**EXERCISE DESCRIPTION**
Report, word for word, every line of the material that contains "煤矿防治水规定".

**RECORDS FOR PROCESSING**

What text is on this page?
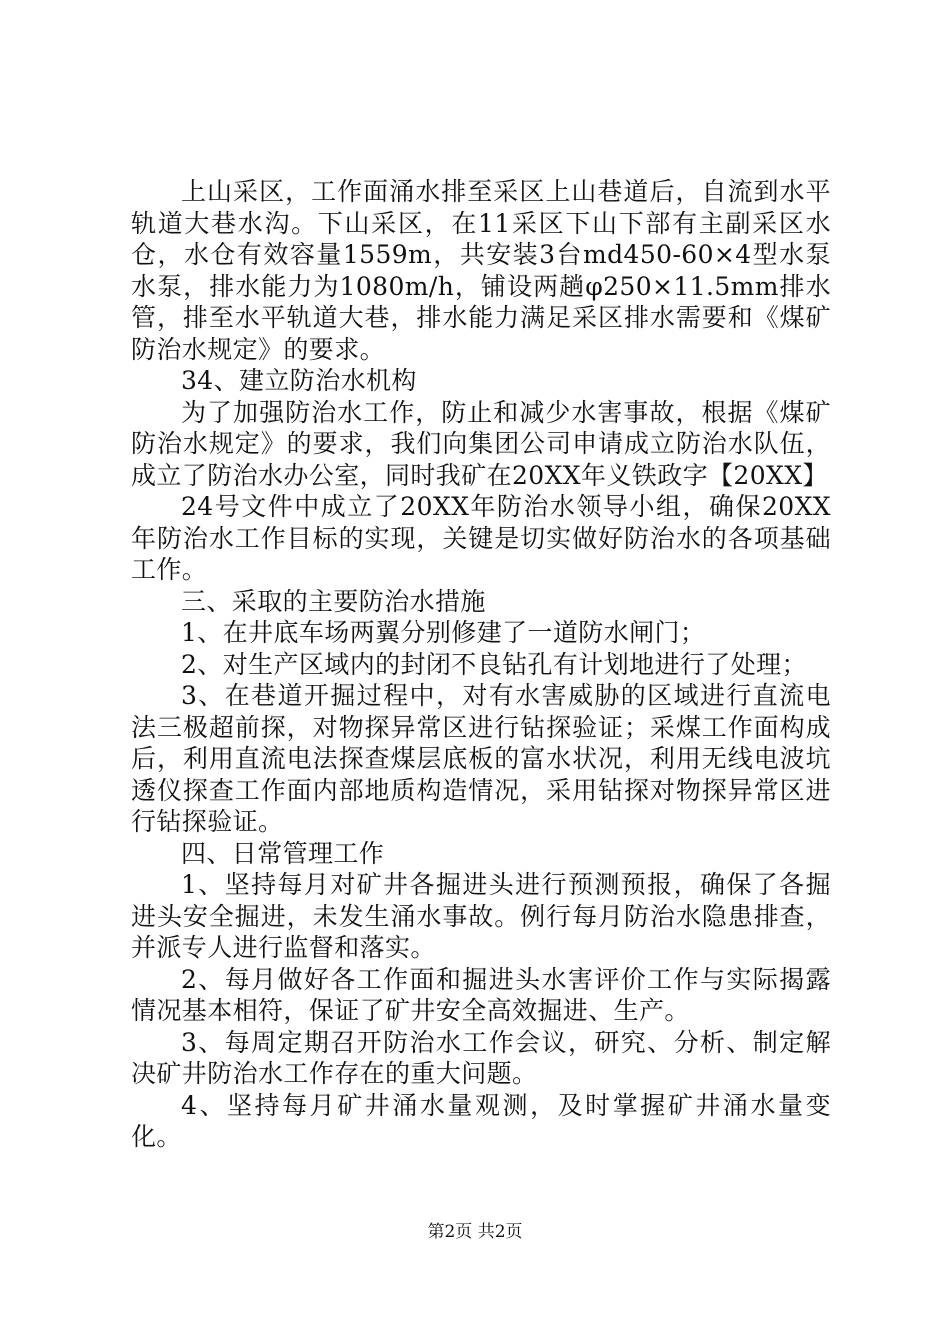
上山采区，工作面涌水排至采区上山巷道后，自流到水平轨道大巷水沟。下山采区，在11采区下山下部有主副采区水仓，水仓有效容量1559m，共安装3台md450-60×4型水泵水泵，排水能力为1080m/h，铺设两趟φ250×11.5mm排水管，排至水平轨道大巷，排水能力满足采区排水需要和《煤矿防治水规定》的要求。

34、建立防治水机构

为了加强防治水工作，防止和减少水害事故，根据《煤矿防治水规定》的要求，我们向集团公司申请成立防治水队伍，成立了防治水办公室，同时我矿在20XX年义铁政字【20XX】

24号文件中成立了20XX年防治水领导小组，确保20XX年防治水工作目标的实现，关键是切实做好防治水的各项基础工作。

三、采取的主要防治水措施

1、在井底车场两翼分别修建了一道防水闸门；

2、对生产区域内的封闭不良钻孔有计划地进行了处理；

3、在巷道开掘过程中，对有水害威胁的区域进行直流电法三极超前探，对物探异常区进行钻探验证；采煤工作面构成后，利用直流电法探查煤层底板的富水状况，利用无线电波坑透仪探查工作面内部地质构造情况，采用钻探对物探异常区进行钻探验证。

四、日常管理工作

1、坚持每月对矿井各掘进头进行预测预报，确保了各掘进头安全掘进，未发生涌水事故。例行每月防治水隐患排查，并派专人进行监督和落实。

2、每月做好各工作面和掘进头水害评价工作与实际揭露情况基本相符，保证了矿井安全高效掘进、生产。

3、每周定期召开防治水工作会议，研究、分析、制定解决矿井防治水工作存在的重大问题。

4、坚持每月矿井涌水量观测，及时掌握矿井涌水量变化。

第2页 共2页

**WORKED ANSWER**
上山采区，工作面涌水排至采区上山巷道后，自流到水平轨道大巷水沟。下山采区，在11采区下山下部有主副采区水仓，水仓有效容量1559m，共安装3台md450-60×4型水泵水泵，排水能力为1080m/h，铺设两趟φ250×11.5mm排水管，排至水平轨道大巷，排水能力满足采区排水需要和《煤矿防治水规定》的要求。
为了加强防治水工作，防止和减少水害事故，根据《煤矿防治水规定》的要求，我们向集团公司申请成立防治水队伍，成立了防治水办公室，同时我矿在20XX年义铁政字【20XX】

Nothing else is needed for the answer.